Stored data entries:
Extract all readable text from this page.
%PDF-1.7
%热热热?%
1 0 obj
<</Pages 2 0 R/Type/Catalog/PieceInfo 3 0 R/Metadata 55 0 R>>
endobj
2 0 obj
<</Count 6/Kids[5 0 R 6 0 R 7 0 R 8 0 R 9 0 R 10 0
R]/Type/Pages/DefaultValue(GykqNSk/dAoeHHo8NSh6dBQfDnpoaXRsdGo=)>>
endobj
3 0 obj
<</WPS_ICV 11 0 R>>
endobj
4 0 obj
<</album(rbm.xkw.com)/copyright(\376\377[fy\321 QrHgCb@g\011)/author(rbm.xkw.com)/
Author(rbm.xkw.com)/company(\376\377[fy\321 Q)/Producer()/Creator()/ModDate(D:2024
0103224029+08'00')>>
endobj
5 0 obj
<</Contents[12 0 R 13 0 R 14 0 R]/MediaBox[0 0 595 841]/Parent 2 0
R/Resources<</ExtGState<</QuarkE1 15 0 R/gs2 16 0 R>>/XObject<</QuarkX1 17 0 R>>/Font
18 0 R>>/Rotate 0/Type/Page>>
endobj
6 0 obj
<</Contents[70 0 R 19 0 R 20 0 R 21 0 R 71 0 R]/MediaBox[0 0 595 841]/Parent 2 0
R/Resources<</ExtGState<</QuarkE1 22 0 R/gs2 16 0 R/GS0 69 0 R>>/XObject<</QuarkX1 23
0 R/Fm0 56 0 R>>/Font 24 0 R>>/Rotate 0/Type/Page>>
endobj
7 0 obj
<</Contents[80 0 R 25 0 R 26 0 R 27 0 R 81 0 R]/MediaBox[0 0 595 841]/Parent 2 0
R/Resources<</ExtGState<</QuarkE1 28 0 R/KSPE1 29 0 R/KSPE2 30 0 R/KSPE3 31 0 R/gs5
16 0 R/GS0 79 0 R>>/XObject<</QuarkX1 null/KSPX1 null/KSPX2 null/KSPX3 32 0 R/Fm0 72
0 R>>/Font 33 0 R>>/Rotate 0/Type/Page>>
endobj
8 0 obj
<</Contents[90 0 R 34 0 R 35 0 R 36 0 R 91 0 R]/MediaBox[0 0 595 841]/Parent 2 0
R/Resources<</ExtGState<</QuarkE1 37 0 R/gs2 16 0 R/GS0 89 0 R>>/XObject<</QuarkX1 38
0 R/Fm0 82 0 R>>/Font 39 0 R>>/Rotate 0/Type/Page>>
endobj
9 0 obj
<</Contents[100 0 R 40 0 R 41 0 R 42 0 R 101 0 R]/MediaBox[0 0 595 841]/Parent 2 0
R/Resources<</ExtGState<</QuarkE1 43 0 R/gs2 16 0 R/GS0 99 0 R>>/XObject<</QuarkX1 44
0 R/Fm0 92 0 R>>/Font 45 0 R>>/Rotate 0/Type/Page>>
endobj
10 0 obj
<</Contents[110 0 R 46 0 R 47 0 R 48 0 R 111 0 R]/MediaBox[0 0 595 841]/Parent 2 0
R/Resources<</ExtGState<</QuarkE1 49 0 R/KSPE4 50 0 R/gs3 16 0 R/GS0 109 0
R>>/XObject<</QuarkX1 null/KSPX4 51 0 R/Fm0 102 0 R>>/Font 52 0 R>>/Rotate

GOAL
Single out each line of the records above with the string "Contents" in it, and copy it.

FINISHED ANSWER
<</Contents[12 0 R 13 0 R 14 0 R]/MediaBox[0 0 595 841]/Parent 2 0
<</Contents[70 0 R 19 0 R 20 0 R 21 0 R 71 0 R]/MediaBox[0 0 595 841]/Parent 2 0
<</Contents[80 0 R 25 0 R 26 0 R 27 0 R 81 0 R]/MediaBox[0 0 595 841]/Parent 2 0
<</Contents[90 0 R 34 0 R 35 0 R 36 0 R 91 0 R]/MediaBox[0 0 595 841]/Parent 2 0
<</Contents[100 0 R 40 0 R 41 0 R 42 0 R 101 0 R]/MediaBox[0 0 595 841]/Parent 2 0
<</Contents[110 0 R 46 0 R 47 0 R 48 0 R 111 0 R]/MediaBox[0 0 595 841]/Parent 2 0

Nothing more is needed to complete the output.